[Data entries]
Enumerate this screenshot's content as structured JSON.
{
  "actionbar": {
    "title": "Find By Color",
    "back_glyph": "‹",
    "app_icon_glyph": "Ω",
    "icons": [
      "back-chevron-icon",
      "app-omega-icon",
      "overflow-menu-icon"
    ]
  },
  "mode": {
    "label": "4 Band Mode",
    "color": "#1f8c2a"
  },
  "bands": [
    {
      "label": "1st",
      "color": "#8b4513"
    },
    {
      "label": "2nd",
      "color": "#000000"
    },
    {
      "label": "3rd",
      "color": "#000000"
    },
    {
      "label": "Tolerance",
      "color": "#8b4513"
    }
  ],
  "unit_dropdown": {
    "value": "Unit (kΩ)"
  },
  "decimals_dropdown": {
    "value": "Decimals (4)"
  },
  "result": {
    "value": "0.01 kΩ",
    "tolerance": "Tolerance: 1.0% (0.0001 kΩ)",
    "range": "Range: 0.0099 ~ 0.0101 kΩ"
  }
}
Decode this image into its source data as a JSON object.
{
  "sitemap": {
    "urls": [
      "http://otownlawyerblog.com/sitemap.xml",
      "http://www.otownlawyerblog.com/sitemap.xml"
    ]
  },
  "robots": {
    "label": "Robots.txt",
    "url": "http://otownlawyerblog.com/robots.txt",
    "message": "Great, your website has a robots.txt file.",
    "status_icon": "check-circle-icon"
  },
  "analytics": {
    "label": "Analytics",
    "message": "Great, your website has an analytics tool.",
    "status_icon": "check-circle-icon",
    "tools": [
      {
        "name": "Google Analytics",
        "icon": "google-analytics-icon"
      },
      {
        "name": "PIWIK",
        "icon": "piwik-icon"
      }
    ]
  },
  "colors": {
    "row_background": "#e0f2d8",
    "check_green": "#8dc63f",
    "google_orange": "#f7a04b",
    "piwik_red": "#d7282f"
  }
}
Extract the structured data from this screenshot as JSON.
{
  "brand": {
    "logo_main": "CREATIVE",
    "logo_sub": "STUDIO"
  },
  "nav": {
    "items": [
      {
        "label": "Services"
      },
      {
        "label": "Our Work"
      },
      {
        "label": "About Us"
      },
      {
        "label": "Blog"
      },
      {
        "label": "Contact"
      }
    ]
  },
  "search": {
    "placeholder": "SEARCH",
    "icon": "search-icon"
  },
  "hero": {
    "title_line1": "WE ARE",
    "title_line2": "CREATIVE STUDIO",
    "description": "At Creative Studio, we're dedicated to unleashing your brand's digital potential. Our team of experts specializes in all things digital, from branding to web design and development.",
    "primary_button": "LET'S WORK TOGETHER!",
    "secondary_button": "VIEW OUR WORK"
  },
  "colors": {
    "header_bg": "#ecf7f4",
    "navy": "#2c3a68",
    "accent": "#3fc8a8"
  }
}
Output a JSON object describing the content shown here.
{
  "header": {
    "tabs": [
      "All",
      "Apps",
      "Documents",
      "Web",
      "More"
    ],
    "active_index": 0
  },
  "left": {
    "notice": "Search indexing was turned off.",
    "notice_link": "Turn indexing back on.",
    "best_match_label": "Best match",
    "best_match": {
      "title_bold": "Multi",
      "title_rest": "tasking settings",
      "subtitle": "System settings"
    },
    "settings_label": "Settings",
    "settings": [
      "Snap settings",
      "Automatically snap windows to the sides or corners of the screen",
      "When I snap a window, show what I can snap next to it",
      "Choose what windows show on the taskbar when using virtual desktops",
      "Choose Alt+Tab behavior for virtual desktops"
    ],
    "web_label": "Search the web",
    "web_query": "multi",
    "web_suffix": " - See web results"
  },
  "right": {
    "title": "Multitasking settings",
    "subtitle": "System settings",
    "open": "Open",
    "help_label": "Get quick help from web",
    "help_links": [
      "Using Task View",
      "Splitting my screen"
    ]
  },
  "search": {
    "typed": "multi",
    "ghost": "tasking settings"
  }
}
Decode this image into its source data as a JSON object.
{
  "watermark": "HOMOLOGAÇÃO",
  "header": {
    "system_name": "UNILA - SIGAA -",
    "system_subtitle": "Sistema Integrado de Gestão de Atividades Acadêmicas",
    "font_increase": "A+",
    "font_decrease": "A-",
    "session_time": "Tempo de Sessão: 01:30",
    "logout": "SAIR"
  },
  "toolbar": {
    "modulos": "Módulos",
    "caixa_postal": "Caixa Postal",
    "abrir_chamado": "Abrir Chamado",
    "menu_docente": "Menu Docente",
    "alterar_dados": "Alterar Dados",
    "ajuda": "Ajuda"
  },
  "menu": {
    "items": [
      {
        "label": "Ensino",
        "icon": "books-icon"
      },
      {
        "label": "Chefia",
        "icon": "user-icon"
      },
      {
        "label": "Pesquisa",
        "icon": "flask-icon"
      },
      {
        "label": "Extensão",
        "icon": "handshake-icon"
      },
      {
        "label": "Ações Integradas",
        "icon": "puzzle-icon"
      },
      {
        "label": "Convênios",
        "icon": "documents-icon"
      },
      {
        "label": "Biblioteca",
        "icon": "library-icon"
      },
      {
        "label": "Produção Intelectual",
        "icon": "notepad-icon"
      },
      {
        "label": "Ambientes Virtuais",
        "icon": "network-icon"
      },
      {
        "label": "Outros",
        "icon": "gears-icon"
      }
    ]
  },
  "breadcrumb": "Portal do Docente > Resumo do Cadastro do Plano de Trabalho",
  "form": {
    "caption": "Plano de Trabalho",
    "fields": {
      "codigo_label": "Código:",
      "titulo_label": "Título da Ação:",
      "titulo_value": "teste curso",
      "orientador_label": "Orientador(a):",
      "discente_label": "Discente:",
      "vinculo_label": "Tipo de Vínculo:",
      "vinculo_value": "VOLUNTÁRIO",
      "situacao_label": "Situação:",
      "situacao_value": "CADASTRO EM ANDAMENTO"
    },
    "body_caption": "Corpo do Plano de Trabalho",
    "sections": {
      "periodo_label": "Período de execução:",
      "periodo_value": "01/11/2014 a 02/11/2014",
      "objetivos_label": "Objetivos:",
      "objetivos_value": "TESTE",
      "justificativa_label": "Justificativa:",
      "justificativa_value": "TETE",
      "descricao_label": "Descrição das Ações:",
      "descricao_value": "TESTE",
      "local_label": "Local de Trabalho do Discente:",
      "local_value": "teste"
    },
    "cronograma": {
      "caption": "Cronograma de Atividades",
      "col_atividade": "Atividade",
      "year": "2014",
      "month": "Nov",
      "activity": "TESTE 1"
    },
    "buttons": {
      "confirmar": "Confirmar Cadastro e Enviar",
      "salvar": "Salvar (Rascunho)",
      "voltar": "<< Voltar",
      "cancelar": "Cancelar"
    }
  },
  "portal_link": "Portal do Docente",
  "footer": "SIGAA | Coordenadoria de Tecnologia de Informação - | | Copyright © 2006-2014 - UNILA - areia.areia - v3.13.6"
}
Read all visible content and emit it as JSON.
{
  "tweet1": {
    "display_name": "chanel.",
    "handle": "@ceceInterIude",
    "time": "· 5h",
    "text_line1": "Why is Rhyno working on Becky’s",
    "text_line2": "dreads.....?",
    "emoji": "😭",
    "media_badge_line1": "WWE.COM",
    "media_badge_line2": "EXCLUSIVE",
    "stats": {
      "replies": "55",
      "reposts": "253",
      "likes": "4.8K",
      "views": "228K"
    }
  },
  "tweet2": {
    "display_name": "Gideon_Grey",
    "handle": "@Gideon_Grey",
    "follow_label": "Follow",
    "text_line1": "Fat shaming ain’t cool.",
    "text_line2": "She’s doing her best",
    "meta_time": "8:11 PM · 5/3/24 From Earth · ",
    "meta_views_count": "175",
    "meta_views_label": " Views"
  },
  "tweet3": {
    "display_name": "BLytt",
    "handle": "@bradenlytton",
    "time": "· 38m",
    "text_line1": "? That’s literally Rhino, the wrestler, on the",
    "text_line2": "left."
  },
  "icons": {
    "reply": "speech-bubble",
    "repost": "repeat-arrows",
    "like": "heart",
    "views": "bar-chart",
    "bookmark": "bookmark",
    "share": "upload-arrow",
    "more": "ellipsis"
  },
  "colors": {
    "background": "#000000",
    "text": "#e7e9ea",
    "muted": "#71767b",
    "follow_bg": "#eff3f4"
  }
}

What is being asked: From the data above, copy each line that has the string "Ações".

Reply to the exercise:
        "label": "Ações Integradas",
      "descricao_label": "Descrição das Ações:",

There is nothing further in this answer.